▶ [What is needed]
Among the lines of the records below, count those with the word "alignments". Reply with that number alone.

▶ [Task material]
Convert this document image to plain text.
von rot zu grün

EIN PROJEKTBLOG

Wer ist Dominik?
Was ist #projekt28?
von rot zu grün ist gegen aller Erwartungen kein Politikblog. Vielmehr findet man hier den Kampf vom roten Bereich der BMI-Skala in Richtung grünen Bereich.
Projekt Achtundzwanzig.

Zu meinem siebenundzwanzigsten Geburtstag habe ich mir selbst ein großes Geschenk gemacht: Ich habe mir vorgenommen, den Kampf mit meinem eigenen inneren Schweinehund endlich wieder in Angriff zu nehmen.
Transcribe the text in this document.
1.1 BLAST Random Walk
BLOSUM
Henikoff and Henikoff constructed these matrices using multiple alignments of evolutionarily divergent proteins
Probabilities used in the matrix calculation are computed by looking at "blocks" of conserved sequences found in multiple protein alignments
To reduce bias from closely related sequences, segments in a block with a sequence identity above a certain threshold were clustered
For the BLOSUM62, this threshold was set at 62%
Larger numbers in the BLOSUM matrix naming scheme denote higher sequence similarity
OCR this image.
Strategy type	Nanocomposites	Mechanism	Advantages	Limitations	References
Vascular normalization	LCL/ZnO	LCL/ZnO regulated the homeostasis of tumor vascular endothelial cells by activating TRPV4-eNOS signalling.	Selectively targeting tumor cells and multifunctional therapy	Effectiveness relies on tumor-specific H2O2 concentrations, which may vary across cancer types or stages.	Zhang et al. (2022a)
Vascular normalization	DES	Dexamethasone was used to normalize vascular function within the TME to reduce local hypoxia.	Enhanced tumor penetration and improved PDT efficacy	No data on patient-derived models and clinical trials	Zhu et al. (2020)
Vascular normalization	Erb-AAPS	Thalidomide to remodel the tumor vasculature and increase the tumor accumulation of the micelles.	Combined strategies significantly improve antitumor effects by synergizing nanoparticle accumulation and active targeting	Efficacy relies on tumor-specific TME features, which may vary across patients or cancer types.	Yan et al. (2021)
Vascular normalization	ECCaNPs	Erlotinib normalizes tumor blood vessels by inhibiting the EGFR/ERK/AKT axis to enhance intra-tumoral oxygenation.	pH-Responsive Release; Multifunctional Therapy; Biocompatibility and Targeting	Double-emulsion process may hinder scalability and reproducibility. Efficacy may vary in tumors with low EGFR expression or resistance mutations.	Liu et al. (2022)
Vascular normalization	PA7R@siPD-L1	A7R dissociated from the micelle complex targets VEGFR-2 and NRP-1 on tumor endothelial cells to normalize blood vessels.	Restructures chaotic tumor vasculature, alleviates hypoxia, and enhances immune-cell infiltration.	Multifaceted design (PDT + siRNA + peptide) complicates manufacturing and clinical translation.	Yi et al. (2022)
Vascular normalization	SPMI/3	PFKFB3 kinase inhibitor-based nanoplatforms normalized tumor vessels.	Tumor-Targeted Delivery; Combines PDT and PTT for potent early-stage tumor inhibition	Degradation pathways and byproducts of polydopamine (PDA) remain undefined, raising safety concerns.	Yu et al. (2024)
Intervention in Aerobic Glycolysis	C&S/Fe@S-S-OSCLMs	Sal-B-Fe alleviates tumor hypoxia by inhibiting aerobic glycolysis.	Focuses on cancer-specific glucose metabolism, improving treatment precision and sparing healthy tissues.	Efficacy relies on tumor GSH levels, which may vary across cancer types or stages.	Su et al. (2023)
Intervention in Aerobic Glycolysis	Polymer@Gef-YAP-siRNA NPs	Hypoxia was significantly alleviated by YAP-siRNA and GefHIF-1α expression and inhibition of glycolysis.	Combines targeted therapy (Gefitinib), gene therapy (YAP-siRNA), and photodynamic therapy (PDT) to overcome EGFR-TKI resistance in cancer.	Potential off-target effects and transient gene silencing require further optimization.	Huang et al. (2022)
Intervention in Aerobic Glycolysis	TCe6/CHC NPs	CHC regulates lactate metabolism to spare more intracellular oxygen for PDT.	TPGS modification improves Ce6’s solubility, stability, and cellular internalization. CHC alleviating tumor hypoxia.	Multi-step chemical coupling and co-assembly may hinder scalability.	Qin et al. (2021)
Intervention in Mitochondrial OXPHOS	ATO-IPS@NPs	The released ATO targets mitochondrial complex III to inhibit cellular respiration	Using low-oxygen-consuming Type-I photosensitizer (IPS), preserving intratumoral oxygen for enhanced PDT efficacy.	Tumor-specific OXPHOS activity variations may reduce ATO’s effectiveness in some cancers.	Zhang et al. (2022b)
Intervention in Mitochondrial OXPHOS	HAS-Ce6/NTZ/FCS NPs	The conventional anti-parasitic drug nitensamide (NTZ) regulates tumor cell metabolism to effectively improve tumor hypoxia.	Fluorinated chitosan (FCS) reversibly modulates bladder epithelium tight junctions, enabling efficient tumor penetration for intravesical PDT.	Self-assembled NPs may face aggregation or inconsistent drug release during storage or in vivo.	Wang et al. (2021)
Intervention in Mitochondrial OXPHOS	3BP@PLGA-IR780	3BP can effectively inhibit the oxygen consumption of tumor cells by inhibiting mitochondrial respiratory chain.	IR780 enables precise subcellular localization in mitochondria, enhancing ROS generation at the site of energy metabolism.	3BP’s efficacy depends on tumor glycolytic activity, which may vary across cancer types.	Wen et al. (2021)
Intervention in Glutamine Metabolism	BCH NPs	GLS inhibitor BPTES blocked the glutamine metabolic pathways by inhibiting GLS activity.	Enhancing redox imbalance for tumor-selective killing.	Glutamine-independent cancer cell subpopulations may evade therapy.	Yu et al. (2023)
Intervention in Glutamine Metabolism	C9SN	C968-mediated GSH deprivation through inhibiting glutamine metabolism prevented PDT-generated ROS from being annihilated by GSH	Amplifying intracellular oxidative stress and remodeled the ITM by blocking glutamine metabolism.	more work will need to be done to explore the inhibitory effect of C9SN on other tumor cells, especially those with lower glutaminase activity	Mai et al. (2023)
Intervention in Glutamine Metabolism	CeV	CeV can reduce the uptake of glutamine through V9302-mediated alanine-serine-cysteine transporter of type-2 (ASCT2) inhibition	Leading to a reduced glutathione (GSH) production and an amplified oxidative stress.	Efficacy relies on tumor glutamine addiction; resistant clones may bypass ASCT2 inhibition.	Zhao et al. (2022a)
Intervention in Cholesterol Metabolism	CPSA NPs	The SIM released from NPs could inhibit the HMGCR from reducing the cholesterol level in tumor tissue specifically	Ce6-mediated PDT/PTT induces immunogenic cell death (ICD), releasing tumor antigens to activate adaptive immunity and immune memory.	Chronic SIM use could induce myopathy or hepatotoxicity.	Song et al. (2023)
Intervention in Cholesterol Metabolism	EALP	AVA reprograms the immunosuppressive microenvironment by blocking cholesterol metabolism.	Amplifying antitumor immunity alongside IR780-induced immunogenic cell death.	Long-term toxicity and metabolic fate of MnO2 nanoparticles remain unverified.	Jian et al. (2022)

▶ [Final answer]
2